**Extracted text:**
*****

  2. 1. I laughed when John said that some of Matthews actions are a little too close to home. ChrisC, I don’t have a strong memory of the TV Matthew. I haven’t seen the “Career of Evil” series yet. But, to me, the book Matthew crosses the line from “not great things men do in relationships” into emotionally abusive. Particularly for a younger, “pre-Strike” Robin who was very vulnerable emotionally and mentally for a time and put herself under his protection but also control. I don’t think that Matt is going to turn out to be a psychopath or anything. I see him as more of a Malfoy type character who is redeemable but who is making a lot of bad choices. But I think his and Robin’s relationship has a pretty toxic side to it, under the surface of a more prosaic relationship.
    2. I think that the actor, Tom Burke, who plays Strike is a good actor, but totally agree with John that you lose so much with an actor who is more average size of Strike’s “giant-ness” and how imposing that is to anyone around him, even if he had the temperament of a saint, which he doesn’t. As well as losing the dynamic of a big age difference between Robin and Strike (and this would seem even larger with Robin only being 25.)
    3. I was thinking about how Strike is both Harry and Dumbledore. He is involved in the mystery and then solves it himself instead of Dumbledore solving it for Harry. (Except possibly in Deathly Hallows where Harry perhaps puts all of the pieces himself in the “dream sequence.”)
*****
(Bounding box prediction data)
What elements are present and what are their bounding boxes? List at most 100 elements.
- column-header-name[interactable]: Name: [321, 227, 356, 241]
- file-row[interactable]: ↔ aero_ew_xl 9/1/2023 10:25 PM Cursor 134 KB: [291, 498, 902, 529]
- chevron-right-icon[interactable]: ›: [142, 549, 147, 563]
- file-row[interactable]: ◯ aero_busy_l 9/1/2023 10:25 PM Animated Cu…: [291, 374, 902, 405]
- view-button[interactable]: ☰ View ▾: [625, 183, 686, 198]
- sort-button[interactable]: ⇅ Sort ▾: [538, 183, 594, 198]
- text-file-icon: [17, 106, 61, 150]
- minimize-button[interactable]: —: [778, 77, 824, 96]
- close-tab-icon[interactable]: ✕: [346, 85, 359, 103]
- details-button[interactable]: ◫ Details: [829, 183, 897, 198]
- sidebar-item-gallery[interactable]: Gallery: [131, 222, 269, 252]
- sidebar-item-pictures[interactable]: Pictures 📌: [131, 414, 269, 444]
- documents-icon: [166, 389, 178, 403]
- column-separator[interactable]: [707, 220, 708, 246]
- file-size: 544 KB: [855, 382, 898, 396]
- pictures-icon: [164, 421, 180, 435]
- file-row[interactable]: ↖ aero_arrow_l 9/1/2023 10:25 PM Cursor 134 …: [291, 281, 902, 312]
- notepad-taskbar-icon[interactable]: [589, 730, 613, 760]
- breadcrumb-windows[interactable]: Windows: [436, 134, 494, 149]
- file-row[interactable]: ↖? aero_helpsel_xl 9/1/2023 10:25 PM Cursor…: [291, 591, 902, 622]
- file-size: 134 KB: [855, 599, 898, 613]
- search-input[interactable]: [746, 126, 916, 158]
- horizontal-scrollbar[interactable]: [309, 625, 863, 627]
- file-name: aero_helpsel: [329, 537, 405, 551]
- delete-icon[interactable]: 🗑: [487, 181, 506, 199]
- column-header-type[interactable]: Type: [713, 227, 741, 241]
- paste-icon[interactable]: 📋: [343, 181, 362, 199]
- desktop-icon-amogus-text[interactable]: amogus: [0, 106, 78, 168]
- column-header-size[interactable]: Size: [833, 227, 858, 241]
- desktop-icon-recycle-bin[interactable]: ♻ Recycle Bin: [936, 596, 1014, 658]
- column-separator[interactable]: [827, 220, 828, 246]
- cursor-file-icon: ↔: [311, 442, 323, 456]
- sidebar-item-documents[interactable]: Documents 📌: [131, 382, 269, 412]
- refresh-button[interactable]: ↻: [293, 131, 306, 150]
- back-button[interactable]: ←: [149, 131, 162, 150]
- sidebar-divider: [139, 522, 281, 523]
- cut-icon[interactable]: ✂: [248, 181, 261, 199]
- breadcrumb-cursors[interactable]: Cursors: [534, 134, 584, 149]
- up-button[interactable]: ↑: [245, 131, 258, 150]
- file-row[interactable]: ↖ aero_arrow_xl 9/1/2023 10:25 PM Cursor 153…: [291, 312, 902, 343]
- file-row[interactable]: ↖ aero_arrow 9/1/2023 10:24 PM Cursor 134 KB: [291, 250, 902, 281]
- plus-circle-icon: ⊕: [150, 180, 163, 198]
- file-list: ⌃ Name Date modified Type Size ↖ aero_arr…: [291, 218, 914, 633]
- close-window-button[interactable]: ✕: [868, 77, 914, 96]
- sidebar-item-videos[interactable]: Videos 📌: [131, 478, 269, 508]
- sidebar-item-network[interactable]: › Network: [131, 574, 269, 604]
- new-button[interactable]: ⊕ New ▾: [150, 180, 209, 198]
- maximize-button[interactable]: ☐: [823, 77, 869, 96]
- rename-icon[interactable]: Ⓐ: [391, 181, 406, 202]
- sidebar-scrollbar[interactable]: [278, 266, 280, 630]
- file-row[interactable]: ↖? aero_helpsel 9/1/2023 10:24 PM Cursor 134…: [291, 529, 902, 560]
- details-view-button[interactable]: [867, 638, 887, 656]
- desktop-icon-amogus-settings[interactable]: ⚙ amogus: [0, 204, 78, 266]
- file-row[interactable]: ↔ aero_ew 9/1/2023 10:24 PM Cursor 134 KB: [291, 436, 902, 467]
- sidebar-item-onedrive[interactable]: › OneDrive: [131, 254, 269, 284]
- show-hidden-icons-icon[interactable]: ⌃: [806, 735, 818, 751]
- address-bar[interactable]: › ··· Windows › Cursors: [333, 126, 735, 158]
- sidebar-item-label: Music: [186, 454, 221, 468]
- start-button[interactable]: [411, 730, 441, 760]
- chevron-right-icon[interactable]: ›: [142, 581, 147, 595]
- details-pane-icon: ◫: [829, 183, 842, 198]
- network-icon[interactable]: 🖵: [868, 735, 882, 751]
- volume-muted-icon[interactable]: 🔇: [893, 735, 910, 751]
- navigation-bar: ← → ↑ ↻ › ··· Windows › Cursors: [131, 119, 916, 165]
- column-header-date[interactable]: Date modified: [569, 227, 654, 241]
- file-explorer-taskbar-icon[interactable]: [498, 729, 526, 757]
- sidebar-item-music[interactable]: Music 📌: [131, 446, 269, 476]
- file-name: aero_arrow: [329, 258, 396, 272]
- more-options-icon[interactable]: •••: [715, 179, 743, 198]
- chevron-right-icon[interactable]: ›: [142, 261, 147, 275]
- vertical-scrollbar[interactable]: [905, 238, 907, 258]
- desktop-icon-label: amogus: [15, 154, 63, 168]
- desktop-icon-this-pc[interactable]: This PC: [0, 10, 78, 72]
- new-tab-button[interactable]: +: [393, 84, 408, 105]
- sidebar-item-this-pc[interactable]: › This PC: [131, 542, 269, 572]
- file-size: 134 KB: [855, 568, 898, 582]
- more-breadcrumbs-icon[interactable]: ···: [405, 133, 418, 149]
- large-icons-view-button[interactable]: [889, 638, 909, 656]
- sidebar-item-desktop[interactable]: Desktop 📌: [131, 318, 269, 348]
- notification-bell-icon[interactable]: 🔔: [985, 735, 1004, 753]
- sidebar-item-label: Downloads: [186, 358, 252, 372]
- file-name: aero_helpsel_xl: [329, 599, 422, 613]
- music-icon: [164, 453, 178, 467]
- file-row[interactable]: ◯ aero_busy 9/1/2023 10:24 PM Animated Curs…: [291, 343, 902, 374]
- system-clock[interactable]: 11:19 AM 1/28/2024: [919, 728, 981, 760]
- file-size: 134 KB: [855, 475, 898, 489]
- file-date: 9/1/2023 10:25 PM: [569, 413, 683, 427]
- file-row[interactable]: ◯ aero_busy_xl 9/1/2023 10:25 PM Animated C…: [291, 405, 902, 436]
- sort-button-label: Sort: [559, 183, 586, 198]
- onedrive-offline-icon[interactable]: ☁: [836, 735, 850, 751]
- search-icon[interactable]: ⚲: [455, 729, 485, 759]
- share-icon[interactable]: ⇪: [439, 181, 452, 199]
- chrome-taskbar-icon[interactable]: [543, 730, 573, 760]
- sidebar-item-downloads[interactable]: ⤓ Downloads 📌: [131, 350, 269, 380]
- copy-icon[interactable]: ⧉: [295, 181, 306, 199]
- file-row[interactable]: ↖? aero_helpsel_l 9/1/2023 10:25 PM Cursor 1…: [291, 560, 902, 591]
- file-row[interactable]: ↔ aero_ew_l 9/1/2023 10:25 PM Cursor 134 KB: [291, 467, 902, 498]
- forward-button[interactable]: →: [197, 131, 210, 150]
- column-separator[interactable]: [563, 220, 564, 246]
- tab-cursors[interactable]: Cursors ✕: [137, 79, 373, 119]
*****
**Task requirements:**
a) Using the comments on the Strike series, say whether each statement agrees with them: (i) the writer has already watched the "Career of Evil" series; (ii) the writer expects Matt to turn out to be a psychopath; (iii) the writer considers Tom Burke a good actor. For each, answer yes or no and quote the words that decide it.
b) Name every character that the comments on the Strike series compare Matthew or Strike to.
c) Carry on the comments on the Strike series from the point where they stop.

**Answers below:**
a)
(i) No: "I haven’t seen the “Career of Evil” series yet."
(ii) No: "I don’t think that Matt is going to turn out to be a psychopath or anything."
(iii) Yes: "I think that the actor, Tom Burke, who plays Strike is a good actor"

b) Malfoy, Harry, Dumbledore

c)
    4. I wanted to talk about the many similarities of Azkaban to Career of Evil. I know that you may have just been avoiding spoilers of the solutions of the mysteries, but the solution of the mysteries in both books is exactly this same. Except I think that the solution to Azkaban is much more believable. I didn’t like the solution for Career of Evil either (as John as mentioned how he feels about it in the past). I thought it was a bit of a cheat. Agatha Christie does use it in “Third Girl,” though, so I guess it’s on the table. But you have to look at Peter Pettigrew as the solution in Azkaban, not the double identity of Sirius Black. Pettigrew kills 19 muggles of whatever it after Voldemort’s first failed attempt to kill Harry. But both solutions involve the double identity of someone we’ve been introduced to us in a benign way who turns out to be the killer. Their double identity allows them access to innocents that they otherwise would not have had, or they would have been found out really quickly when/if they killed them. In Peter Pettigrew’s case, he doesn’t kill Harry, although if he hadn’t been found out and Voldemort rose to power in another way, he definitely could have. (It’s also a children’s book and generally avoids children dying.) In Career, the psychopath uses his advantage of his secret identity to commit his first crime (in the timeframe of the book.) The reveal of the secret identity is the solution of both mysteries. Although I think in Azkaban, the solution is much more solvable.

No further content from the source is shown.